• **What you have to do**:
Transcribe all the entries word for word, skipping the pictures.
** Start **
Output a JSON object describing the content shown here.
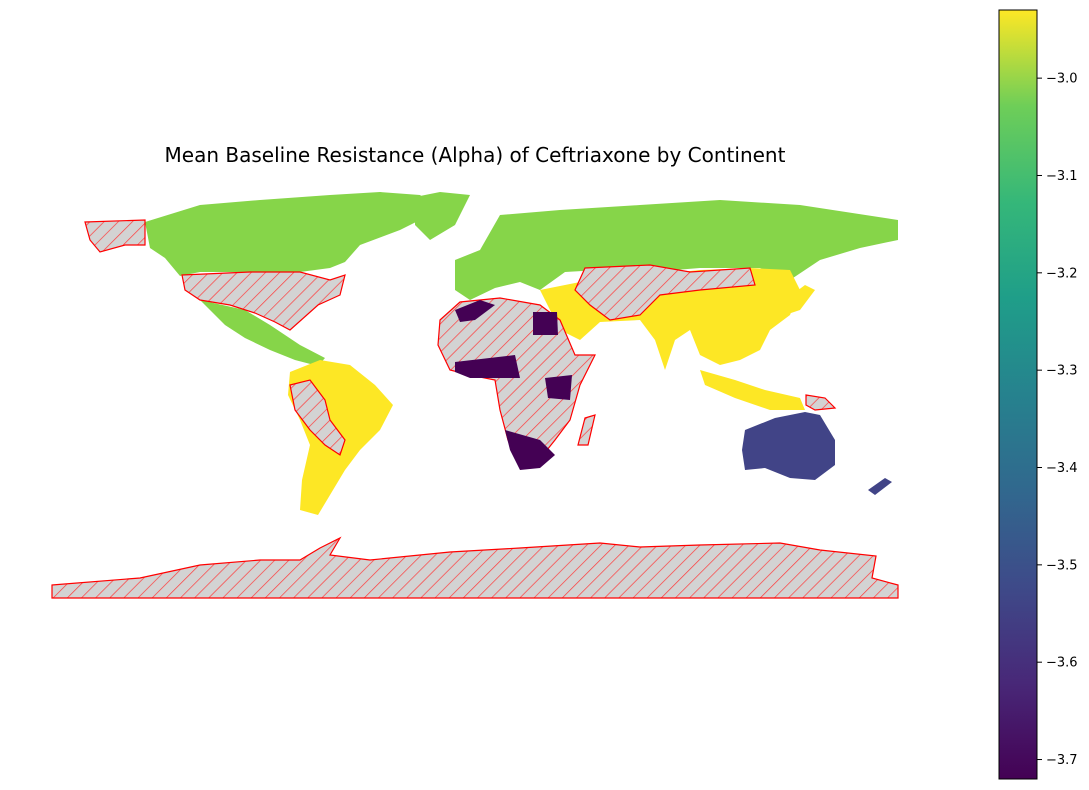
{
  "title": "Mean Baseline Resistance (Alpha) of Ceftriaxone by Continent",
  "colorbar": {
    "colormap": "viridis",
    "vmin": -3.72,
    "vmax": -2.93,
    "ticks": [
      {
        "value": -3.0,
        "label": "−3.0"
      },
      {
        "value": -3.1,
        "label": "−3.1"
      },
      {
        "value": -3.2,
        "label": "−3.2"
      },
      {
        "value": -3.3,
        "label": "−3.3"
      },
      {
        "value": -3.4,
        "label": "−3.4"
      },
      {
        "value": -3.5,
        "label": "−3.5"
      },
      {
        "value": -3.6,
        "label": "−3.6"
      },
      {
        "value": -3.7,
        "label": "−3.7"
      }
    ]
  },
  "regions": [
    {
      "name": "North America",
      "value": -3.11,
      "color": "#86d549"
    },
    {
      "name": "Europe",
      "value": -3.11,
      "color": "#86d549"
    },
    {
      "name": "Asia",
      "value": -2.93,
      "color": "#fde725"
    },
    {
      "name": "South America",
      "value": -2.93,
      "color": "#fde725"
    },
    {
      "name": "Africa",
      "value": -3.72,
      "color": "#440154"
    },
    {
      "name": "Oceania",
      "value": -3.59,
      "color": "#414487"
    }
  ],
  "missing_data_style": {
    "fill": "#d3d3d3",
    "hatch": "///",
    "edge_color": "#ff0000"
  }
}
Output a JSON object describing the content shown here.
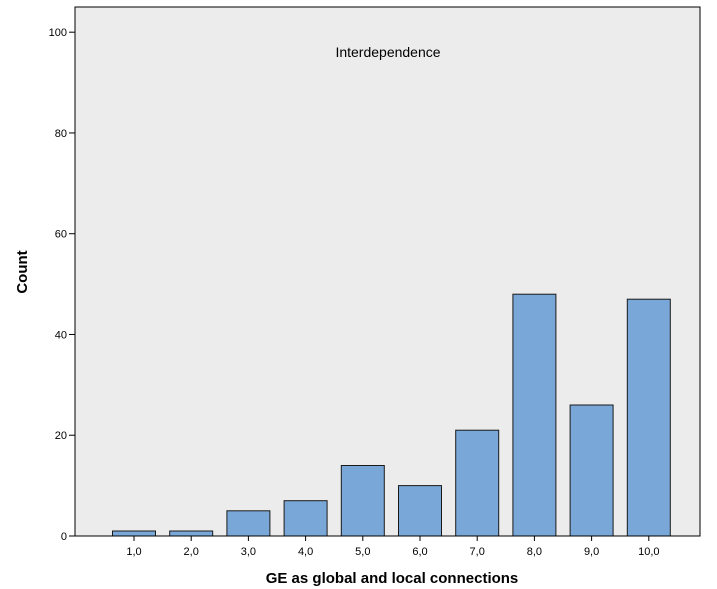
{
  "chart_data": {
    "type": "bar",
    "annotation": "Interdependence",
    "xlabel": "GE as global and local connections",
    "ylabel": "Count",
    "categories": [
      "1,0",
      "2,0",
      "3,0",
      "4,0",
      "5,0",
      "6,0",
      "7,0",
      "8,0",
      "9,0",
      "10,0"
    ],
    "values": [
      1,
      1,
      5,
      7,
      14,
      10,
      21,
      48,
      26,
      47
    ],
    "ylim": [
      0,
      105
    ],
    "yticks": [
      0,
      20,
      40,
      60,
      80,
      100
    ],
    "ytick_labels": [
      "0",
      "20",
      "40",
      "60",
      "80",
      "100"
    ],
    "grid": false,
    "colors": {
      "plot_background": "#ececec",
      "bar_fill": "#78a7d8",
      "bar_stroke": "#1a1a1a",
      "axis": "#000000"
    }
  }
}
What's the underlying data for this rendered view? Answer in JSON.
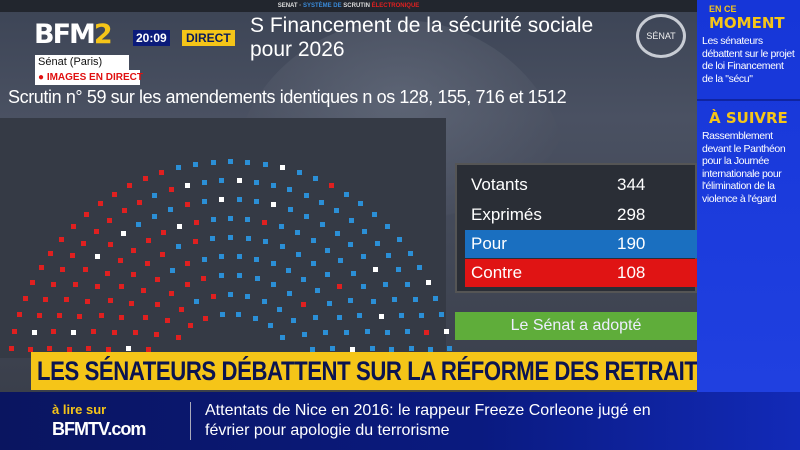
{
  "broadcast": {
    "channel_logo": "BFM2",
    "time": "20:09",
    "live_label": "DIRECT",
    "location": "Sénat (Paris)",
    "live_indicator": "IMAGES EN DIRECT"
  },
  "senate_screen": {
    "system_header": [
      "SENAT · ",
      "SYSTÈME DE ",
      "SCRUTIN ",
      "ÉLECTRONIQUE"
    ],
    "title": "S Financement de la sécurité sociale pour 2026",
    "logo": "SÉNAT",
    "scrutin_line": "Scrutin n° 59 sur les amendements identiques n os  128, 155, 716 et 1512",
    "results": [
      {
        "label": "Votants",
        "value": "344",
        "color": "#2a2e36"
      },
      {
        "label": "Exprimés",
        "value": "298",
        "color": "#2a2e36"
      },
      {
        "label": "Pour",
        "value": "190",
        "color": "#1a6fc0"
      },
      {
        "label": "Contre",
        "value": "108",
        "color": "#e01414"
      }
    ],
    "outcome": "Le Sénat a adopté",
    "seat_colors": {
      "pour": "#2b8fd6",
      "contre": "#e02020",
      "abstention": "#ffffff"
    }
  },
  "headline": "LES SÉNATEURS DÉBATTENT SUR LA RÉFORME DES RETRAITES",
  "sidebar": {
    "now_kicker": "EN CE",
    "now_title": "MOMENT",
    "now_text": "Les sénateurs débattent sur le projet de loi Financement de la \"sécu\"",
    "next_title": "À SUIVRE",
    "next_text": "Rassemblement devant le Panthéon pour la Journée internationale pour l'élimination de la violence à l'égard"
  },
  "ticker": {
    "kicker": "à lire sur",
    "site": "BFMTV.com",
    "text": "Attentats de Nice en 2016: le rappeur Freeze Corleone jugé en février pour apologie du terrorisme"
  }
}
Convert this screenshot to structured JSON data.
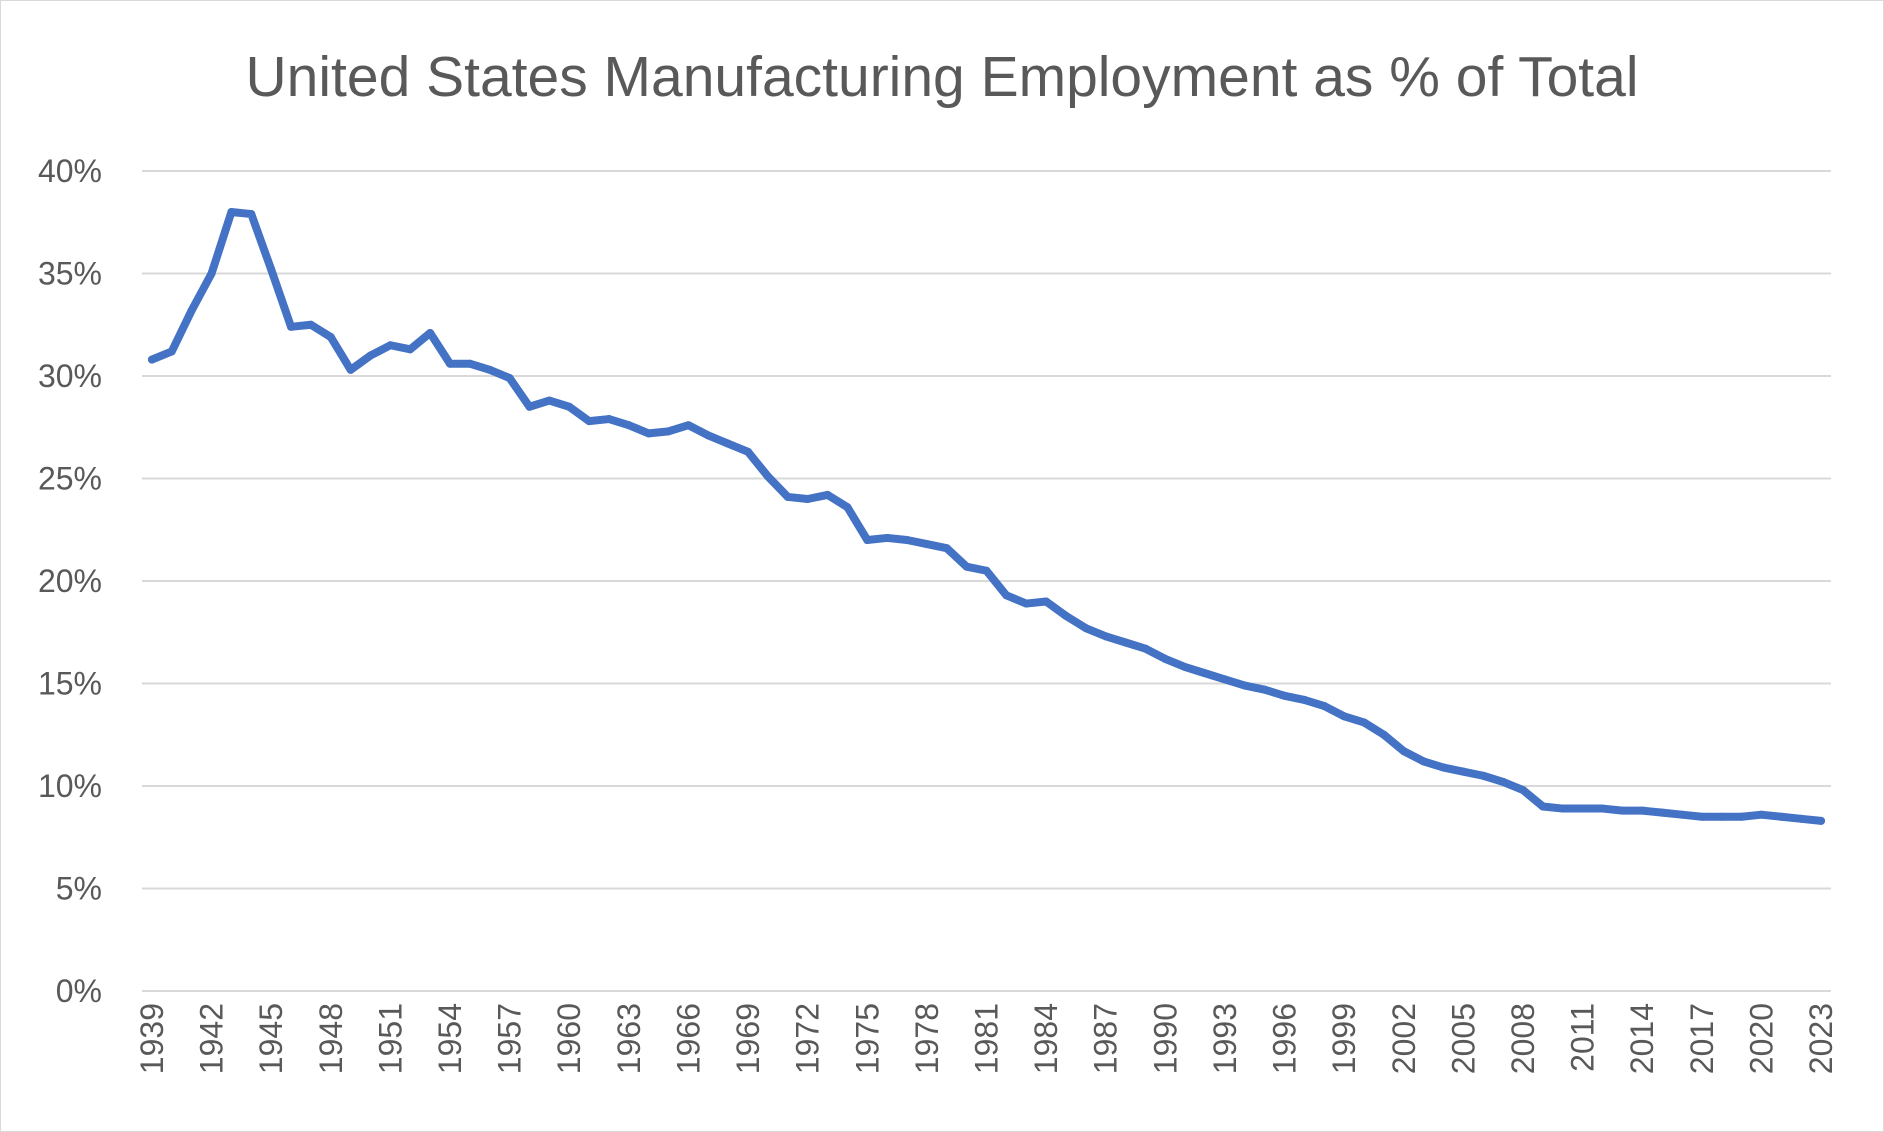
{
  "chart_data": {
    "type": "line",
    "title": "United States Manufacturing Employment as % of Total",
    "xlabel": "",
    "ylabel": "",
    "ylim": [
      0,
      40
    ],
    "y_ticks": [
      0,
      5,
      10,
      15,
      20,
      25,
      30,
      35,
      40
    ],
    "y_tick_labels": [
      "0%",
      "5%",
      "10%",
      "15%",
      "20%",
      "25%",
      "30%",
      "35%",
      "40%"
    ],
    "x_tick_labels": [
      "1939",
      "1942",
      "1945",
      "1948",
      "1951",
      "1954",
      "1957",
      "1960",
      "1963",
      "1966",
      "1969",
      "1972",
      "1975",
      "1978",
      "1981",
      "1984",
      "1987",
      "1990",
      "1993",
      "1996",
      "1999",
      "2002",
      "2005",
      "2008",
      "2011",
      "2014",
      "2017",
      "2020",
      "2023"
    ],
    "grid": true,
    "legend": "none",
    "colors": {
      "line": "#4472c4",
      "grid": "#d9d9d9",
      "text": "#595959"
    },
    "x": [
      1939,
      1940,
      1941,
      1942,
      1943,
      1944,
      1945,
      1946,
      1947,
      1948,
      1949,
      1950,
      1951,
      1952,
      1953,
      1954,
      1955,
      1956,
      1957,
      1958,
      1959,
      1960,
      1961,
      1962,
      1963,
      1964,
      1965,
      1966,
      1967,
      1968,
      1969,
      1970,
      1971,
      1972,
      1973,
      1974,
      1975,
      1976,
      1977,
      1978,
      1979,
      1980,
      1981,
      1982,
      1983,
      1984,
      1985,
      1986,
      1987,
      1988,
      1989,
      1990,
      1991,
      1992,
      1993,
      1994,
      1995,
      1996,
      1997,
      1998,
      1999,
      2000,
      2001,
      2002,
      2003,
      2004,
      2005,
      2006,
      2007,
      2008,
      2009,
      2010,
      2011,
      2012,
      2013,
      2014,
      2015,
      2016,
      2017,
      2018,
      2019,
      2020,
      2021,
      2022,
      2023
    ],
    "series": [
      {
        "values": [
          30.8,
          31.2,
          33.2,
          35.0,
          38.0,
          37.9,
          35.2,
          32.4,
          32.5,
          31.9,
          30.3,
          31.0,
          31.5,
          31.3,
          32.1,
          30.6,
          30.6,
          30.3,
          29.9,
          28.5,
          28.8,
          28.5,
          27.8,
          27.9,
          27.6,
          27.2,
          27.3,
          27.6,
          27.1,
          26.7,
          26.3,
          25.1,
          24.1,
          24.0,
          24.2,
          23.6,
          22.0,
          22.1,
          22.0,
          21.8,
          21.6,
          20.7,
          20.5,
          19.3,
          18.9,
          19.0,
          18.3,
          17.7,
          17.3,
          17.0,
          16.7,
          16.2,
          15.8,
          15.5,
          15.2,
          14.9,
          14.7,
          14.4,
          14.2,
          13.9,
          13.4,
          13.1,
          12.5,
          11.7,
          11.2,
          10.9,
          10.7,
          10.5,
          10.2,
          9.8,
          9.0,
          8.9,
          8.9,
          8.9,
          8.8,
          8.8,
          8.7,
          8.6,
          8.5,
          8.5,
          8.5,
          8.6,
          8.5,
          8.4,
          8.3
        ]
      }
    ]
  }
}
** End **
• **Exercise answer**:
Output a JSON object describing the content shown here.
{
  "title": "Mean Baseline Resistance (Alpha) of Ceftriaxone by Continent",
  "colorbar": {
    "colormap": "viridis",
    "vmin": -3.72,
    "vmax": -2.93,
    "ticks": [
      {
        "value": -3.0,
        "label": "−3.0"
      },
      {
        "value": -3.1,
        "label": "−3.1"
      },
      {
        "value": -3.2,
        "label": "−3.2"
      },
      {
        "value": -3.3,
        "label": "−3.3"
      },
      {
        "value": -3.4,
        "label": "−3.4"
      },
      {
        "value": -3.5,
        "label": "−3.5"
      },
      {
        "value": -3.6,
        "label": "−3.6"
      },
      {
        "value": -3.7,
        "label": "−3.7"
      }
    ]
  },
  "regions": [
    {
      "name": "North America",
      "value": -3.11,
      "color": "#86d549"
    },
    {
      "name": "Europe",
      "value": -3.11,
      "color": "#86d549"
    },
    {
      "name": "Asia",
      "value": -2.93,
      "color": "#fde725"
    },
    {
      "name": "South America",
      "value": -2.93,
      "color": "#fde725"
    },
    {
      "name": "Africa",
      "value": -3.72,
      "color": "#440154"
    },
    {
      "name": "Oceania",
      "value": -3.59,
      "color": "#414487"
    }
  ],
  "missing_data_style": {
    "fill": "#d3d3d3",
    "hatch": "///",
    "edge_color": "#ff0000"
  }
}
Output a JSON object describing the content shown here.
{
  "chart_data": {
    "type": "bar",
    "annotation": "Interdependence",
    "xlabel": "GE as global and local connections",
    "ylabel": "Count",
    "categories": [
      "1,0",
      "2,0",
      "3,0",
      "4,0",
      "5,0",
      "6,0",
      "7,0",
      "8,0",
      "9,0",
      "10,0"
    ],
    "values": [
      1,
      1,
      5,
      7,
      14,
      10,
      21,
      48,
      26,
      47
    ],
    "ylim": [
      0,
      105
    ],
    "yticks": [
      0,
      20,
      40,
      60,
      80,
      100
    ],
    "ytick_labels": [
      "0",
      "20",
      "40",
      "60",
      "80",
      "100"
    ],
    "grid": false,
    "colors": {
      "plot_background": "#ececec",
      "bar_fill": "#78a7d8",
      "bar_stroke": "#1a1a1a",
      "axis": "#000000"
    }
  }
}
What's the underlying data for this rendered view? Answer in JSON.
{
  "broadcast": {
    "channel_logo": "BFM2",
    "time": "20:09",
    "live_label": "DIRECT",
    "location": "Sénat (Paris)",
    "live_indicator": "IMAGES EN DIRECT"
  },
  "senate_screen": {
    "system_header": [
      "SENAT · ",
      "SYSTÈME DE ",
      "SCRUTIN ",
      "ÉLECTRONIQUE"
    ],
    "title": "S Financement de la sécurité sociale pour 2026",
    "logo": "SÉNAT",
    "scrutin_line": "Scrutin n° 59 sur les amendements identiques n os  128, 155, 716 et 1512",
    "results": [
      {
        "label": "Votants",
        "value": "344",
        "color": "#2a2e36"
      },
      {
        "label": "Exprimés",
        "value": "298",
        "color": "#2a2e36"
      },
      {
        "label": "Pour",
        "value": "190",
        "color": "#1a6fc0"
      },
      {
        "label": "Contre",
        "value": "108",
        "color": "#e01414"
      }
    ],
    "outcome": "Le Sénat a adopté",
    "seat_colors": {
      "pour": "#2b8fd6",
      "contre": "#e02020",
      "abstention": "#ffffff"
    }
  },
  "headline": "LES SÉNATEURS DÉBATTENT SUR LA RÉFORME DES RETRAITES",
  "sidebar": {
    "now_kicker": "EN CE",
    "now_title": "MOMENT",
    "now_text": "Les sénateurs débattent sur le projet de loi Financement de la \"sécu\"",
    "next_title": "À SUIVRE",
    "next_text": "Rassemblement devant le Panthéon pour la Journée internationale pour l'élimination de la violence à l'égard"
  },
  "ticker": {
    "kicker": "à lire sur",
    "site": "BFMTV.com",
    "text": "Attentats de Nice en 2016: le rappeur Freeze Corleone jugé en février pour apologie du terrorisme"
  }
}
Convert this screenshot to structured JSON data.
{
  "chart_data": {
    "type": "line",
    "title": "United States Manufacturing Employment as % of Total",
    "xlabel": "",
    "ylabel": "",
    "ylim": [
      0,
      40
    ],
    "y_ticks": [
      0,
      5,
      10,
      15,
      20,
      25,
      30,
      35,
      40
    ],
    "y_tick_labels": [
      "0%",
      "5%",
      "10%",
      "15%",
      "20%",
      "25%",
      "30%",
      "35%",
      "40%"
    ],
    "x_tick_labels": [
      "1939",
      "1942",
      "1945",
      "1948",
      "1951",
      "1954",
      "1957",
      "1960",
      "1963",
      "1966",
      "1969",
      "1972",
      "1975",
      "1978",
      "1981",
      "1984",
      "1987",
      "1990",
      "1993",
      "1996",
      "1999",
      "2002",
      "2005",
      "2008",
      "2011",
      "2014",
      "2017",
      "2020",
      "2023"
    ],
    "grid": true,
    "legend": "none",
    "colors": {
      "line": "#4472c4",
      "grid": "#d9d9d9",
      "text": "#595959"
    },
    "x": [
      1939,
      1940,
      1941,
      1942,
      1943,
      1944,
      1945,
      1946,
      1947,
      1948,
      1949,
      1950,
      1951,
      1952,
      1953,
      1954,
      1955,
      1956,
      1957,
      1958,
      1959,
      1960,
      1961,
      1962,
      1963,
      1964,
      1965,
      1966,
      1967,
      1968,
      1969,
      1970,
      1971,
      1972,
      1973,
      1974,
      1975,
      1976,
      1977,
      1978,
      1979,
      1980,
      1981,
      1982,
      1983,
      1984,
      1985,
      1986,
      1987,
      1988,
      1989,
      1990,
      1991,
      1992,
      1993,
      1994,
      1995,
      1996,
      1997,
      1998,
      1999,
      2000,
      2001,
      2002,
      2003,
      2004,
      2005,
      2006,
      2007,
      2008,
      2009,
      2010,
      2011,
      2012,
      2013,
      2014,
      2015,
      2016,
      2017,
      2018,
      2019,
      2020,
      2021,
      2022,
      2023
    ],
    "series": [
      {
        "values": [
          30.8,
          31.2,
          33.2,
          35.0,
          38.0,
          37.9,
          35.2,
          32.4,
          32.5,
          31.9,
          30.3,
          31.0,
          31.5,
          31.3,
          32.1,
          30.6,
          30.6,
          30.3,
          29.9,
          28.5,
          28.8,
          28.5,
          27.8,
          27.9,
          27.6,
          27.2,
          27.3,
          27.6,
          27.1,
          26.7,
          26.3,
          25.1,
          24.1,
          24.0,
          24.2,
          23.6,
          22.0,
          22.1,
          22.0,
          21.8,
          21.6,
          20.7,
          20.5,
          19.3,
          18.9,
          19.0,
          18.3,
          17.7,
          17.3,
          17.0,
          16.7,
          16.2,
          15.8,
          15.5,
          15.2,
          14.9,
          14.7,
          14.4,
          14.2,
          13.9,
          13.4,
          13.1,
          12.5,
          11.7,
          11.2,
          10.9,
          10.7,
          10.5,
          10.2,
          9.8,
          9.0,
          8.9,
          8.9,
          8.9,
          8.8,
          8.8,
          8.7,
          8.6,
          8.5,
          8.5,
          8.5,
          8.6,
          8.5,
          8.4,
          8.3
        ]
      }
    ]
  }
}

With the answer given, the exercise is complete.